▶ [Goal]: How many lines of the records below contain the word "ἀεριοστροβίλου"? Answer with the number alone.

▶ [Extracted records]:
........

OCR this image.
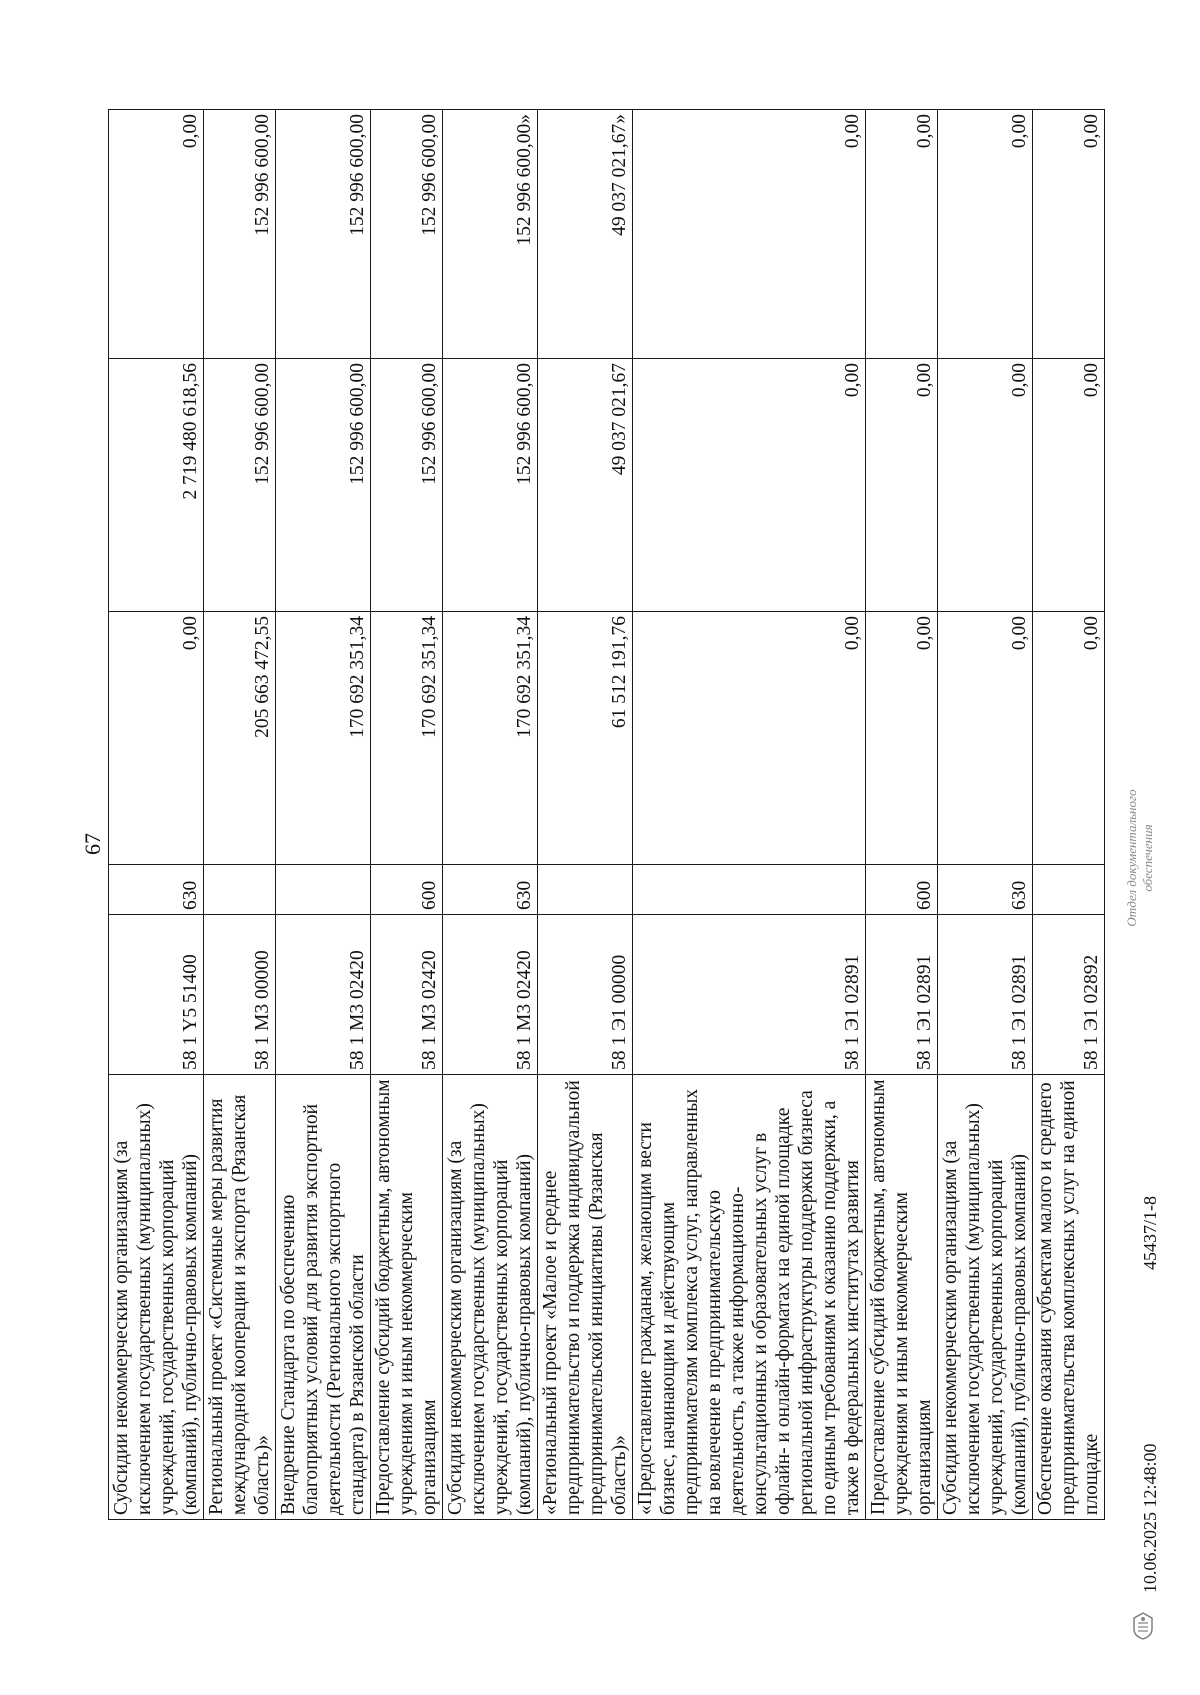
67
Субсидии некоммерческим организациям (за исключением государственных (муниципальных) учреждений, государственных корпораций (компаний), публично-правовых компаний)	58 1 Y5 51400	630	0,00	2 719 480 618,56	0,00
Региональный проект «Системные меры развития международной кооперации и экспорта (Рязанская область)»	58 1 M3 00000		205 663 472,55	152 996 600,00	152 996 600,00
Внедрение Стандарта по обеспечению благоприятных условий для развития экспортной деятельности (Регионального экспортного стандарта) в Рязанской области	58 1 M3 02420		170 692 351,34	152 996 600,00	152 996 600,00
Предоставление субсидий бюджетным, автономным учреждениям и иным некоммерческим организациям	58 1 M3 02420	600	170 692 351,34	152 996 600,00	152 996 600,00
Субсидии некоммерческим организациям (за исключением государственных (муниципальных) учреждений, государственных корпораций (компаний), публично-правовых компаний)	58 1 M3 02420	630	170 692 351,34	152 996 600,00	152 996 600,00»
«Региональный проект «Малое и среднее предпринимательство и поддержка индивидуальной предпринимательской инициативы (Рязанская область)»	58 1 Э1 00000		61 512 191,76	49 037 021,67	49 037 021,67»
«Предоставление гражданам, желающим вести бизнес, начинающим и действующим предпринимателям комплекса услуг, направленных на вовлечение в предпринимательскую деятельность, а также информационно-консультационных и образовательных услуг в офлайн- и онлайн-форматах на единой площадке региональной инфраструктуры поддержки бизнеса по единым требованиям к оказанию поддержки, а также в федеральных институтах развития	58 1 Э1 02891		0,00	0,00	0,00
Предоставление субсидий бюджетным, автономным учреждениям и иным некоммерческим организациям	58 1 Э1 02891	600	0,00	0,00	0,00
Субсидии некоммерческим организациям (за исключением государственных (муниципальных) учреждений, государственных корпораций (компаний), публично-правовых компаний)	58 1 Э1 02891	630	0,00	0,00	0,00
Обеспечение оказания субъектам малого и среднего предпринимательства комплексных услуг на единой площадке	58 1 Э1 02892		0,00	0,00	0,00
10.06.2025 12:48:00
45437/1-8
Отдел документального обеспечения
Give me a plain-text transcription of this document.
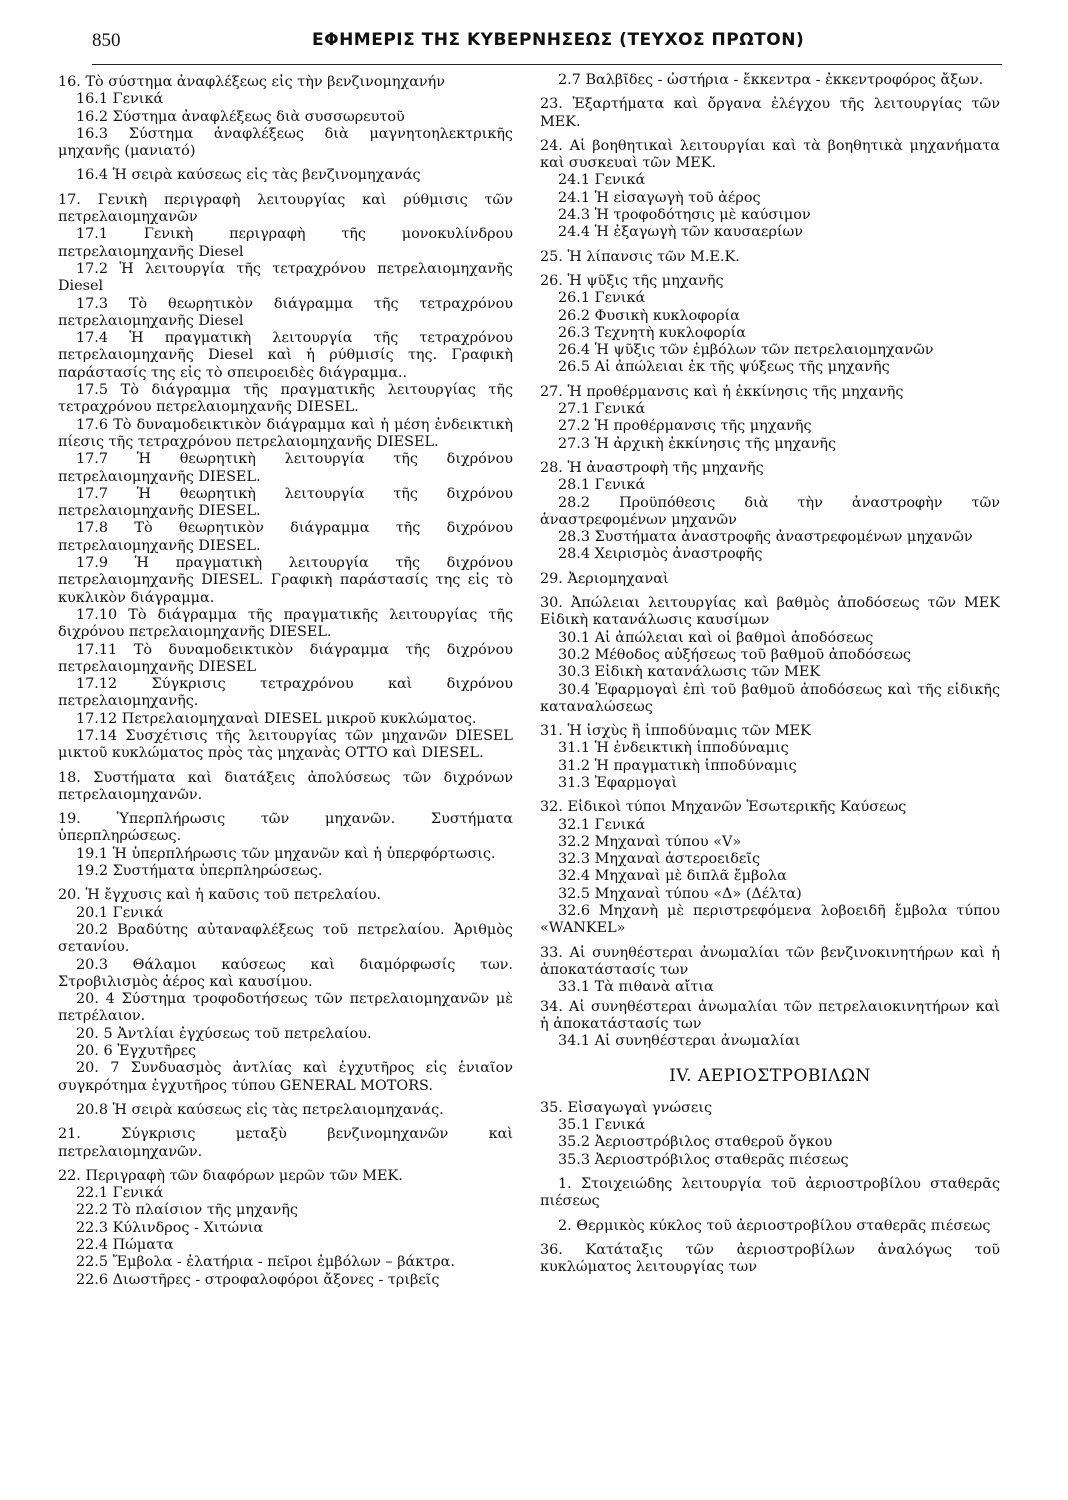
850	ΕΦΗΜΕΡΙΣ ΤΗΣ ΚΥΒΕΡΝΗΣΕΩΣ (ΤΕΥΧΟΣ ΠΡΩΤΟΝ)

16. Τὸ σύστημα ἀναφλέξεως εἰς τὴν βενζινομηχανήν

16.1 Γενικά

16.2 Σύστημα ἀναφλέξεως διὰ συσσωρευτοῦ

16.3 Σύστημα ἀναφλέξεως διὰ μαγνητοηλεκτρικῆς μηχανῆς (μανιατό)

16.4 Ἡ σειρὰ καύσεως εἰς τὰς βενζινομηχανάς

17. Γενικὴ περιγραφὴ λειτουργίας καὶ ρύθμισις τῶν πετρελαιομηχανῶν

17.1 Γενικὴ περιγραφὴ τῆς μονοκυλίνδρου πετρελαιομηχανῆς Diesel

17.2 Ἡ λειτουργία τῆς τετραχρόνου πετρελαιομηχανῆς Diesel

17.3 Τὸ θεωρητικὸν διάγραμμα τῆς τετραχρόνου πετρελαιομηχανῆς Diesel

17.4 Ἡ πραγματικὴ λειτουργία τῆς τετραχρόνου πετρελαιομηχανῆς Diesel καὶ ἡ ρύθμισίς της. Γραφικὴ παράστασίς της εἰς τὸ σπειροειδὲς διάγραμμα..

17.5 Τὸ διάγραμμα τῆς πραγματικῆς λειτουργίας τῆς τετραχρόνου πετρελαιομηχανῆς DIESEL.

17.6 Τὸ δυναμοδεικτικὸν διάγραμμα καὶ ἡ μέση ἐνδεικτικὴ πίεσις τῆς τετραχρόνου πετρελαιομηχανῆς DIESEL.

17.7 Ἡ θεωρητικὴ λειτουργία τῆς διχρόνου πετρελαιομηχανῆς DIESEL.

17.7 Ἡ θεωρητικὴ λειτουργία τῆς διχρόνου πετρελαιομηχανῆς DIESEL.

17.8 Τὸ θεωρητικὸν διάγραμμα τῆς διχρόνου πετρελαιομηχανῆς DIESEL.

17.9 Ἡ πραγματικὴ λειτουργία τῆς διχρόνου πετρελαιομηχανῆς DIESEL. Γραφικὴ παράστασίς της εἰς τὸ κυκλικὸν διάγραμμα.

17.10 Τὸ διάγραμμα τῆς πραγματικῆς λειτουργίας τῆς διχρόνου πετρελαιομηχανῆς DIESEL.

17.11 Τὸ δυναμοδεικτικὸν διάγραμμα τῆς διχρόνου πετρελαιομηχανῆς DIESEL

17.12 Σύγκρισις τετραχρόνου καὶ διχρόνου πετρελαιομηχανῆς.

17.12 Πετρελαιομηχαναὶ DIESEL μικροῦ κυκλώματος.

17.14 Συσχέτισις τῆς λειτουργίας τῶν μηχανῶν DIESEL μικτοῦ κυκλώματος πρὸς τὰς μηχανὰς OTTO καὶ DIESEL.

18. Συστήματα καὶ διατάξεις ἀπολύσεως τῶν διχρόνων πετρελαιομηχανῶν.

19. Ὑπερπλήρωσις τῶν μηχανῶν. Συστήματα ὑπερπληρώσεως.

19.1 Ἡ ὑπερπλήρωσις τῶν μηχανῶν καὶ ἡ ὑπερφόρτωσις.

19.2 Συστήματα ὑπερπληρώσεως.

20. Ἡ ἔγχυσις καὶ ἡ καῦσις τοῦ πετρελαίου.

20.1 Γενικά

20.2 Βραδύτης αὐταναφλέξεως τοῦ πετρελαίου. Ἀριθμὸς σετανίου.

20.3 Θάλαμοι καύσεως καὶ διαμόρφωσίς των. Στροβιλισμὸς ἀέρος καὶ καυσίμου.

20. 4 Σύστημα τροφοδοτήσεως τῶν πετρελαιομηχανῶν μὲ πετρέλαιον.

20. 5 Ἀντλίαι ἐγχύσεως τοῦ πετρελαίου.

20. 6 Ἐγχυτῆρες

20. 7 Συνδυασμὸς ἀντλίας καὶ ἐγχυτῆρος εἰς ἑνιαῖον συγκρότημα ἐγχυτῆρος τύπου GENERAL MOTORS.

20.8 Ἡ σειρὰ καύσεως εἰς τὰς πετρελαιομηχανάς.

21. Σύγκρισις μεταξὺ βενζινομηχανῶν καὶ πετρελαιομηχανῶν.

22. Περιγραφὴ τῶν διαφόρων μερῶν τῶν ΜΕΚ.

22.1 Γενικά

22.2 Τὸ πλαίσιον τῆς μηχανῆς

22.3 Κύλινδρος - Χιτώνια

22.4 Πώματα

22.5 Ἔμβολα - ἐλατήρια - πεῖροι ἐμβόλων – βάκτρα.

22.6 Διωστῆρες - στροφαλοφόροι ἄξονες - τριβεῖς

2.7 Βαλβῖδες - ὠστήρια - ἔκκεντρα - ἐκκεντροφόρος ἄξων.

23. Ἐξαρτήματα καὶ ὄργανα ἐλέγχου τῆς λειτουργίας τῶν ΜΕΚ.

24. Αἱ βοηθητικαὶ λειτουργίαι καὶ τὰ βοηθητικὰ μηχανήματα καὶ συσκευαὶ τῶν ΜΕΚ.

24.1 Γενικά

24.1 Ἡ εἰσαγωγὴ τοῦ ἀέρος

24.3 Ἡ τροφοδότησις μὲ καύσιμον

24.4 Ἡ ἐξαγωγὴ τῶν καυσαερίων

25. Ἡ λίπανσις τῶν Μ.Ε.Κ.

26. Ἡ ψῦξις τῆς μηχανῆς

26.1 Γενικά

26.2 Φυσικὴ κυκλοφορία

26.3 Τεχνητὴ κυκλοφορία

26.4 Ἡ ψῦξις τῶν ἐμβόλων τῶν πετρελαιομηχανῶν

26.5 Αἱ ἀπώλειαι ἐκ τῆς ψύξεως τῆς μηχανῆς

27. Ἡ προθέρμανσις καὶ ἡ ἐκκίνησις τῆς μηχανῆς

27.1 Γενικά

27.2 Ἡ προθέρμανσις τῆς μηχανῆς

27.3 Ἡ ἀρχικὴ ἐκκίνησις τῆς μηχανῆς

28. Ἡ ἀναστροφὴ τῆς μηχανῆς

28.1 Γενικά

28.2 Προϋπόθεσις διὰ τὴν ἀναστροφὴν τῶν ἀναστρεφομένων μηχανῶν

28.3 Συστήματα ἀναστροφῆς ἀναστρεφομένων μηχανῶν

28.4 Χειρισμὸς ἀναστροφῆς

29. Ἀεριομηχαναὶ

30. Ἀπώλειαι λειτουργίας καὶ βαθμὸς ἀποδόσεως τῶν ΜΕΚ Εἰδικὴ κατανάλωσις καυσίμων

30.1 Αἱ ἀπώλειαι καὶ οἱ βαθμοὶ ἀποδόσεως

30.2 Μέθοδος αὐξήσεως τοῦ βαθμοῦ ἀποδόσεως

30.3 Εἰδικὴ κατανάλωσις τῶν ΜΕΚ

30.4 Ἐφαρμογαὶ ἐπὶ τοῦ βαθμοῦ ἀποδόσεως καὶ τῆς εἰδικῆς καταναλώσεως

31. Ἡ ἰσχὺς ἢ ἱπποδύναμις τῶν ΜΕΚ

31.1 Ἡ ἐνδεικτικὴ ἱπποδύναμις

31.2 Ἡ πραγματικὴ ἱπποδύναμις

31.3 Ἐφαρμογαὶ

32. Εἰδικοὶ τύποι Μηχανῶν Ἐσωτερικῆς Καύσεως

32.1 Γενικά

32.2 Μηχαναὶ τύπου «V»

32.3 Μηχαναὶ ἀστεροειδεῖς

32.4 Μηχαναὶ μὲ διπλᾶ ἔμβολα

32.5 Μηχαναὶ τύπου «Δ» (Δέλτα)

32.6 Μηχανὴ μὲ περιστρεφόμενα λοβοειδῆ ἔμβολα τύπου «WANKEL»

33. Αἱ συνηθέστεραι ἀνωμαλίαι τῶν βενζινοκινητήρων καὶ ἡ ἀποκατάστασίς των

33.1 Τὰ πιθανὰ αἴτια

34. Αἱ συνηθέστεραι ἀνωμαλίαι τῶν πετρελαιοκινητήρων καὶ ἡ ἀποκατάστασίς των

34.1 Αἱ συνηθέστεραι ἀνωμαλίαι

IV. ΑΕΡΙΟΣΤΡΟΒΙΛΩΝ

35. Εἰσαγωγαὶ γνώσεις

35.1 Γενικά

35.2 Ἀεριοστρόβιλος σταθεροῦ ὄγκου

35.3 Ἀεριοστρόβιλος σταθερᾶς πιέσεως

1. Στοιχειώδης λειτουργία τοῦ ἀεριοστροβίλου σταθερᾶς πιέσεως

2. Θερμικὸς κύκλος τοῦ ἀεριοστροβίλου σταθερᾶς πιέσεως

36. Κατάταξις τῶν ἀεριοστροβίλων ἀναλόγως τοῦ κυκλώματος λειτουργίας των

........

▶ [Response to the task]: 2